This Kavanaugh furor: How to execute an attempted political homicide

As soon as Judge Brett Kavanaugh’s once-anonymous accuser started stalling for time over testifying, you knew another sexual assault allegation was in the works.


Sure enough, a New Yorker story dropped Sunday night, when news competition would be minimal. It’s possible we’ll have yet another tardy “revelation” before Thursday’s scheduled appearances before the Senate Judiciary Committee, so desperate are opponents of the judge and President Trump.

News consumers need to understand how this vicious PR game is played to avoid being played themselves.

It’s become an integral part of the political process of political assassination as practiced in Washington by anonymous pols and operatives in complicity with competitive media willing to be played in return for a “scoop” in this 24/7 news cycle. Actually, it’s not really a news cycle anymore; it’s a continuous stream.

In this case, the desperate protagonists are on the left and their sympathetic pals are in certain media. Both know how high are the stakes if a highly-qualified Kavanaugh adds to a reliable, long-lived conservative majority on the Supreme Court.

Sometimes these assassination attempts are one-hit wonders. Remember George W. Bush’s DUI case on the Thursday before the 2000 presidential election? The case was actually 24 years old. But the anonymous leaker collected the little-known details, saved them until the last minute when they’d do the most damage and leave the least time for repairs, then fed them to Carl Cameron of Fox News.

=======

Problem — Please write the next part of the opinion piece on the Kavanaugh allegations, starting right after its last sentence.

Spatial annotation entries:
=======

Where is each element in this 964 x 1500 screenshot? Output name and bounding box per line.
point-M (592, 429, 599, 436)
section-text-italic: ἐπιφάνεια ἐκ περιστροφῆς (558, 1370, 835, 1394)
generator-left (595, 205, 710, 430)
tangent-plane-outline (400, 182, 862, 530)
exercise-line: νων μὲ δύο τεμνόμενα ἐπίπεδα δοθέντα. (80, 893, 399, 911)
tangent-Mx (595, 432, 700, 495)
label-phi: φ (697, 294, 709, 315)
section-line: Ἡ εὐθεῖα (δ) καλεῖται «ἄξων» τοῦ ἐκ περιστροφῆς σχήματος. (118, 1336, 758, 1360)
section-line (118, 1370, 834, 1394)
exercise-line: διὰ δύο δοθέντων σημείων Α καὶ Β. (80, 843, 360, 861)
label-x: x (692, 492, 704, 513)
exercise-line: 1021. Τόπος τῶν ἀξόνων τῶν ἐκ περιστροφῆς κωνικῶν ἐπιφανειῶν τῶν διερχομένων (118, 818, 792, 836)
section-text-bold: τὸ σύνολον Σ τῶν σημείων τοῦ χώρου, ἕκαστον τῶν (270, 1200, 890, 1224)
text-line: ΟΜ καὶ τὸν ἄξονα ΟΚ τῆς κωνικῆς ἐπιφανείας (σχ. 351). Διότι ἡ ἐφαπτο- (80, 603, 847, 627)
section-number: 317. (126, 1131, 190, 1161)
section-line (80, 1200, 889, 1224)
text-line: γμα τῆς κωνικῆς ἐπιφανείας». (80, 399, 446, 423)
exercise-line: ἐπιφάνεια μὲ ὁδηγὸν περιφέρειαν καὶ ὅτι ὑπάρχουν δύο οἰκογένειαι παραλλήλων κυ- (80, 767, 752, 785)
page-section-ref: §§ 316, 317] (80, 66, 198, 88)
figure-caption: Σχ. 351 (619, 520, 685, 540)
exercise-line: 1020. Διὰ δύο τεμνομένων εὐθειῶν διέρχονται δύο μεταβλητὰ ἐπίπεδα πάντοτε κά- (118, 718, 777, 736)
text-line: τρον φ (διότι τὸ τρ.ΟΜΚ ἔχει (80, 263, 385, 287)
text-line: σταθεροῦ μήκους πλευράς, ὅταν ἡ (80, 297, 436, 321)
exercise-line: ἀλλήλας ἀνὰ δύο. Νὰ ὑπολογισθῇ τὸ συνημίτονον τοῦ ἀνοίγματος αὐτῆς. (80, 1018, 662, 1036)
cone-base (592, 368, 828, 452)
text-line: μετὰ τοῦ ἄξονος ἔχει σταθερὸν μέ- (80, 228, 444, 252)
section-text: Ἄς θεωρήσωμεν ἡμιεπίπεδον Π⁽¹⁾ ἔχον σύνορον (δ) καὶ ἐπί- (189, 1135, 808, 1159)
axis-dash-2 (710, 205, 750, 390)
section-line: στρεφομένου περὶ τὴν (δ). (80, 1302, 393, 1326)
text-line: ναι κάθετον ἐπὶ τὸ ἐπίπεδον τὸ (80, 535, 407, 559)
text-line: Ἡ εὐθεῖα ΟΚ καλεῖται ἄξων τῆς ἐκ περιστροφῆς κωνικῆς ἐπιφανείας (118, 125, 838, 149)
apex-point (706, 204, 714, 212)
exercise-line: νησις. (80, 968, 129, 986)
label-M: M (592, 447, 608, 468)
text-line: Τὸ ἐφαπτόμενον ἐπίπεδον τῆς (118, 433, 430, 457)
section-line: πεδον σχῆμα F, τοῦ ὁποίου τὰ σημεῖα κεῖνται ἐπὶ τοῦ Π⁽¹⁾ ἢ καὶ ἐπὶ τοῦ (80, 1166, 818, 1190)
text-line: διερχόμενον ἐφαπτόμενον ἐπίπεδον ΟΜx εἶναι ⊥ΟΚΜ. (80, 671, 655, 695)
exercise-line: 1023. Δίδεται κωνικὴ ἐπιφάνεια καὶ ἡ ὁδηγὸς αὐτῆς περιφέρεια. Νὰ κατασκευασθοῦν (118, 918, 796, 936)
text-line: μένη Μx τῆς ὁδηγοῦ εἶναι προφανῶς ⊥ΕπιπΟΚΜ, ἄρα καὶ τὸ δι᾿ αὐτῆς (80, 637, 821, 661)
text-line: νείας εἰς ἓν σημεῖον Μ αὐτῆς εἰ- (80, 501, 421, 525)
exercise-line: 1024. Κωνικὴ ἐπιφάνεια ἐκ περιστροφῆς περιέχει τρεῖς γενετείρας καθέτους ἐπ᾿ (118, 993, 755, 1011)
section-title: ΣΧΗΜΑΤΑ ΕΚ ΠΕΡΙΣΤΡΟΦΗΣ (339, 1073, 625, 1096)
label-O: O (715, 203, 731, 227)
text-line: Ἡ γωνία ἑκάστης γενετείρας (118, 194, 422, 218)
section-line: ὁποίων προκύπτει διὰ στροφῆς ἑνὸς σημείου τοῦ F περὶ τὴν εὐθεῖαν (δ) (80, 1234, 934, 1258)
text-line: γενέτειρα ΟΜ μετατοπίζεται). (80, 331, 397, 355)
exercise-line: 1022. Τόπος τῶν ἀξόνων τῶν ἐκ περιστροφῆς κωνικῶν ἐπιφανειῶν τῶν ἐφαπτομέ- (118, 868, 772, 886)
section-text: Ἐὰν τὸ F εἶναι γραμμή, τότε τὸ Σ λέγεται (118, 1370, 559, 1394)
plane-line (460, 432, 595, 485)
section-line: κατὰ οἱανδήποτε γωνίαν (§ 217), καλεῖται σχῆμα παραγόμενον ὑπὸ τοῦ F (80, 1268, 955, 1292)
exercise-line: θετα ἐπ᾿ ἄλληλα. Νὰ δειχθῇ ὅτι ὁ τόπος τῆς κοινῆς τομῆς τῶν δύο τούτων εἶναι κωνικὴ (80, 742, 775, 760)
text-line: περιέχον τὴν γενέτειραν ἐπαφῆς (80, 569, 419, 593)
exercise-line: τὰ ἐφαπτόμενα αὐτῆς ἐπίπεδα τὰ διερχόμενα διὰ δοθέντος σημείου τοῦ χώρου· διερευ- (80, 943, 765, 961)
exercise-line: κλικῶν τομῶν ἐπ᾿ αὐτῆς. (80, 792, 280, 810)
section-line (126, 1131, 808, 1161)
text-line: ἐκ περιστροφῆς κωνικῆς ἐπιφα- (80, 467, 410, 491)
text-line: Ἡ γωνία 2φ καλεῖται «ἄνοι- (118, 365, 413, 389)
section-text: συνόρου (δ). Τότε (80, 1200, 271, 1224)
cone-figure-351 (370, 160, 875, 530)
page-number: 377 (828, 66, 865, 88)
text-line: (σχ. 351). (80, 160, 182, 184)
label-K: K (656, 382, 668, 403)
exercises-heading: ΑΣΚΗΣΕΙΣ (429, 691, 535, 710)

=======

Task result —
Bush forthrightly addressed the news that day, the best way to cauterize a PR wound. Bush’s chief strategist, Karl Rove, admitted later not getting that information out sooner was the campaign’s worst mistake.

But here’s how that one leaked story created years of bitterness and almost changed U.S. history: Bush was polling ahead in Maine when the story broke.

On Election Day, he lost Maine. It’s only three electoral votes. But if Maine had stayed in the GOP column, there would have been no Florida recount with weeks of bitter legal wrangling settled only by, oh look, that same Supreme Court.

Ideally, from opponents’ point of view, damaging leaks should come late and be spread out, providing a poisonous drip-drip that seems to worsen the case. Remember almost a year ago the repeated unsourced media reports about Secy. of State Rex Tillerson’s disagreeable personality, insularity and simply awful management style, this about a man who ran one of the world’s international oil giants through complex mergers and a tumultuous time?

Worst, was the many terrible things unidentified people allegedly said he allegedly said about President Trump. Sound familiar? Secy. of Defense James Mattis recently had to deny reports he’s spoken ill about Trump.


Think about that. The current political environment, enabled by some in a rabid, often careless and likely sympathetic media, has with the #MeToo movement changed our public legal perceptions to presumed guilty until proven innocent. How does someone like Mattis or Kavanaugh prove something did not happen?

You can’t disprove unverifiable facts with verifiable ones, which is what the left is counting on to sink the judge.

The She-said-He-said element of this sordid Kavanaugh business leaves it to polarized Americans now to take their appointed sides with no consensus resolution, believing the facts that fit their choice.

Now, if there was video of a teenager boasting of the incident, Kavanaugh’s nomination would be dead right now.

Remember in 2008 how close Barack Obama said he was to his Chicago minister, the Rev. Jeremiah Wright, who married the Obamas and baptized their girls? And how religiously Obama said he attended Sunday services at Chicago’s Trinity United Church of Christ?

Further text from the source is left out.